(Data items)
______________________________

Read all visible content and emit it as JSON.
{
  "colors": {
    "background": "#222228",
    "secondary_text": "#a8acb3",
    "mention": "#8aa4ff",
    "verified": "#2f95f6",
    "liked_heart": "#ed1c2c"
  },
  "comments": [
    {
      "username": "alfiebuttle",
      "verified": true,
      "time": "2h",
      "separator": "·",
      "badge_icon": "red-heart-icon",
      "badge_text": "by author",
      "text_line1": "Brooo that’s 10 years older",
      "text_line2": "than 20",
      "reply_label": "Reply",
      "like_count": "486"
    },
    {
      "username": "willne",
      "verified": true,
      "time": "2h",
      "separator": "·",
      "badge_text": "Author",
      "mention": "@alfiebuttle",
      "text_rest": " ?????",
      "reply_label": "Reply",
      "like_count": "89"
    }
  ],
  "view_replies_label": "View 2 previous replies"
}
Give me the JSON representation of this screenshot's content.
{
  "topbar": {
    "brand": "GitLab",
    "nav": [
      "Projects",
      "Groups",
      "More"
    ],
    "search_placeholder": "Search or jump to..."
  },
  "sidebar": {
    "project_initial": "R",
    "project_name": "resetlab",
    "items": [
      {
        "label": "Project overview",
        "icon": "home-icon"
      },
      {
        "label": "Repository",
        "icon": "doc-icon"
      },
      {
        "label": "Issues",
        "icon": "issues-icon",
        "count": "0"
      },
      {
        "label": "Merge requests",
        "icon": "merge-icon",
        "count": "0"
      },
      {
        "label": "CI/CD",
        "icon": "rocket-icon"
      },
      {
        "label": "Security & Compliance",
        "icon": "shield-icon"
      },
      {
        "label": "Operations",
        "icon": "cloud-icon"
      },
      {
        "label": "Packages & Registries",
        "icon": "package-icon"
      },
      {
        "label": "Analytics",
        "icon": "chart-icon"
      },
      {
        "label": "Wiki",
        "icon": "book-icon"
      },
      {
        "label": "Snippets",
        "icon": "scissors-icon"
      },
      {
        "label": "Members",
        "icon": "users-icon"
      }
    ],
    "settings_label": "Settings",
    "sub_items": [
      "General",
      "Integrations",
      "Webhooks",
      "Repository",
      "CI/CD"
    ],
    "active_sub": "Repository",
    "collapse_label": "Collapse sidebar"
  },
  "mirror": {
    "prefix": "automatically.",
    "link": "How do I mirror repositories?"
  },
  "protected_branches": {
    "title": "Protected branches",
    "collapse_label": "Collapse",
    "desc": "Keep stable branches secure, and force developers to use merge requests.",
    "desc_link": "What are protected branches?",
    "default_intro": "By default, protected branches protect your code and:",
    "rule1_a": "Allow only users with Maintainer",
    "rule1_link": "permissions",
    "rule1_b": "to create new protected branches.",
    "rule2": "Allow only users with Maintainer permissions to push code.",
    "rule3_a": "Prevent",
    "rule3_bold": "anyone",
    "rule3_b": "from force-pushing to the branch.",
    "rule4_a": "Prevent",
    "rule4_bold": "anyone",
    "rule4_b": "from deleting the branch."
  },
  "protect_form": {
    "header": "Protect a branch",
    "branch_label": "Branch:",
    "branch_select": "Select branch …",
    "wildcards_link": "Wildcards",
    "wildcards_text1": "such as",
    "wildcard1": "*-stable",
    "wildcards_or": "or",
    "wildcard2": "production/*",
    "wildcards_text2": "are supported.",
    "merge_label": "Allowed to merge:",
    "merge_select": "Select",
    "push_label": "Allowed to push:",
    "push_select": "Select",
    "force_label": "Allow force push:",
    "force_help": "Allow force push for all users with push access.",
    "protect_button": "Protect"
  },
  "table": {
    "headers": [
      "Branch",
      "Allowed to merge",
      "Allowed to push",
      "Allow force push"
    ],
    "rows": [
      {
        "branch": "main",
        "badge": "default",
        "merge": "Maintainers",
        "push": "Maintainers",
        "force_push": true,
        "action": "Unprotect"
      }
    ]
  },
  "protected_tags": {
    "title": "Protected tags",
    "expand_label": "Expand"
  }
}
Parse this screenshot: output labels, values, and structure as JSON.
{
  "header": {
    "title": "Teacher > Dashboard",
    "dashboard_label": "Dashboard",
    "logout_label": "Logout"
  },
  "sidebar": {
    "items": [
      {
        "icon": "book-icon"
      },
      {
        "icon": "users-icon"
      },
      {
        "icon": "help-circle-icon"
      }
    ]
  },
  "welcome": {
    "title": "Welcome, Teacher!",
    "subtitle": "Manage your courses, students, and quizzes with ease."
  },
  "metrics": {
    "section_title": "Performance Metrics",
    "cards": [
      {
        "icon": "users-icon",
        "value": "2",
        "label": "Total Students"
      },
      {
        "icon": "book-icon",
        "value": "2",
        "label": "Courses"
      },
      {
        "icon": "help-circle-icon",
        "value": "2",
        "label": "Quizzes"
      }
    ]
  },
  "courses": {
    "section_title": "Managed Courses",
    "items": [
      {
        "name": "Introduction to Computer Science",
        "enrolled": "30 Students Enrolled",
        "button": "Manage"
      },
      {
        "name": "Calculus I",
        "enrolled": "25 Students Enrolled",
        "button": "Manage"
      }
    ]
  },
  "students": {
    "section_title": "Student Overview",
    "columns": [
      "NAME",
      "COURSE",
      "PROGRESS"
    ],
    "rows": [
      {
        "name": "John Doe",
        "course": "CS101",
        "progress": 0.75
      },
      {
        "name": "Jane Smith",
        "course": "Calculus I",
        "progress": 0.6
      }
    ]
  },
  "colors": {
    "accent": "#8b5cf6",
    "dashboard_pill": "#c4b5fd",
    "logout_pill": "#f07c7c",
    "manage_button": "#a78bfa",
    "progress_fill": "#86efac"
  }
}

______________________________

* [What needs to be done] Quote each line of the listing above exactly.

* [Solution for this task]
Read all visible content and emit it as JSON.
{
  "colors": {
    "background": "#222228",
    "secondary_text": "#a8acb3",
    "mention": "#8aa4ff",
    "verified": "#2f95f6",
    "liked_heart": "#ed1c2c"
  },
  "comments": [
    {
      "username": "alfiebuttle",
      "verified": true,
      "time": "2h",
      "separator": "·",
      "badge_icon": "red-heart-icon",
      "badge_text": "by author",
      "text_line1": "Brooo that’s 10 years older",
      "text_line2": "than 20",
      "reply_label": "Reply",
      "like_count": "486"
    },
    {
      "username": "willne",
      "verified": true,
      "time": "2h",
      "separator": "·",
      "badge_text": "Author",
      "mention": "@alfiebuttle",
      "text_rest": " ?????",
      "reply_label": "Reply",
      "like_count": "89"
    }
  ],
  "view_replies_label": "View 2 previous replies"
}
Give me the JSON representation of this screenshot's content.
{
  "topbar": {
    "brand": "GitLab",
    "nav": [
      "Projects",
      "Groups",
      "More"
    ],
    "search_placeholder": "Search or jump to..."
  },
  "sidebar": {
    "project_initial": "R",
    "project_name": "resetlab",
    "items": [
      {
        "label": "Project overview",
        "icon": "home-icon"
      },
      {
        "label": "Repository",
        "icon": "doc-icon"
      },
      {
        "label": "Issues",
        "icon": "issues-icon",
        "count": "0"
      },
      {
        "label": "Merge requests",
        "icon": "merge-icon",
        "count": "0"
      },
      {
        "label": "CI/CD",
        "icon": "rocket-icon"
      },
      {
        "label": "Security & Compliance",
        "icon": "shield-icon"
      },
      {
        "label": "Operations",
        "icon": "cloud-icon"
      },
      {
        "label": "Packages & Registries",
        "icon": "package-icon"
      },
      {
        "label": "Analytics",
        "icon": "chart-icon"
      },
      {
        "label": "Wiki",
        "icon": "book-icon"
      },
      {
        "label": "Snippets",
        "icon": "scissors-icon"
      },
      {
        "label": "Members",
        "icon": "users-icon"
      }
    ],
    "settings_label": "Settings",
    "sub_items": [
      "General",
      "Integrations",
      "Webhooks",
      "Repository",
      "CI/CD"
    ],
    "active_sub": "Repository",
    "collapse_label": "Collapse sidebar"
  },
  "mirror": {
    "prefix": "automatically.",
    "link": "How do I mirror repositories?"
  },
  "protected_branches": {
    "title": "Protected branches",
    "collapse_label": "Collapse",
    "desc": "Keep stable branches secure, and force developers to use merge requests.",
    "desc_link": "What are protected branches?",
    "default_intro": "By default, protected branches protect your code and:",
    "rule1_a": "Allow only users with Maintainer",
    "rule1_link": "permissions",
    "rule1_b": "to create new protected branches.",
    "rule2": "Allow only users with Maintainer permissions to push code.",
    "rule3_a": "Prevent",
    "rule3_bold": "anyone",
    "rule3_b": "from force-pushing to the branch.",
    "rule4_a": "Prevent",
    "rule4_bold": "anyone",
    "rule4_b": "from deleting the branch."
  },
  "protect_form": {
    "header": "Protect a branch",
    "branch_label": "Branch:",
    "branch_select": "Select branch …",
    "wildcards_link": "Wildcards",
    "wildcards_text1": "such as",
    "wildcard1": "*-stable",
    "wildcards_or": "or",
    "wildcard2": "production/*",
    "wildcards_text2": "are supported.",
    "merge_label": "Allowed to merge:",
    "merge_select": "Select",
    "push_label": "Allowed to push:",
    "push_select": "Select",
    "force_label": "Allow force push:",
    "force_help": "Allow force push for all users with push access.",
    "protect_button": "Protect"
  },
  "table": {
    "headers": [
      "Branch",
      "Allowed to merge",
      "Allowed to push",
      "Allow force push"
    ],
    "rows": [
      {
        "branch": "main",
        "badge": "default",
        "merge": "Maintainers",
        "push": "Maintainers",
        "force_push": true,
        "action": "Unprotect"
      }
    ]
  },
  "protected_tags": {
    "title": "Protected tags",
    "expand_label": "Expand"
  }
}
Parse this screenshot: output labels, values, and structure as JSON.
{
  "header": {
    "title": "Teacher > Dashboard",
    "dashboard_label": "Dashboard",
    "logout_label": "Logout"
  },
  "sidebar": {
    "items": [
      {
        "icon": "book-icon"
      },
      {
        "icon": "users-icon"
      },
      {
        "icon": "help-circle-icon"
      }
    ]
  },
  "welcome": {
    "title": "Welcome, Teacher!",
    "subtitle": "Manage your courses, students, and quizzes with ease."
  },
  "metrics": {
    "section_title": "Performance Metrics",
    "cards": [
      {
        "icon": "users-icon",
        "value": "2",
        "label": "Total Students"
      },
      {
        "icon": "book-icon",
        "value": "2",
        "label": "Courses"
      },
      {
        "icon": "help-circle-icon",
        "value": "2",
        "label": "Quizzes"
      }
    ]
  },
  "courses": {
    "section_title": "Managed Courses",
    "items": [
      {
        "name": "Introduction to Computer Science",
        "enrolled": "30 Students Enrolled",
        "button": "Manage"
      },
      {
        "name": "Calculus I",
        "enrolled": "25 Students Enrolled",
        "button": "Manage"
      }
    ]
  },
  "students": {
    "section_title": "Student Overview",
    "columns": [
      "NAME",
      "COURSE",
      "PROGRESS"
    ],
    "rows": [
      {
        "name": "John Doe",
        "course": "CS101",
        "progress": 0.75
      },
      {
        "name": "Jane Smith",
        "course": "Calculus I",
        "progress": 0.6
      }
    ]
  },
  "colors": {
    "accent": "#8b5cf6",
    "dashboard_pill": "#c4b5fd",
    "logout_pill": "#f07c7c",
    "manage_button": "#a78bfa",
    "progress_fill": "#86efac"
  }
}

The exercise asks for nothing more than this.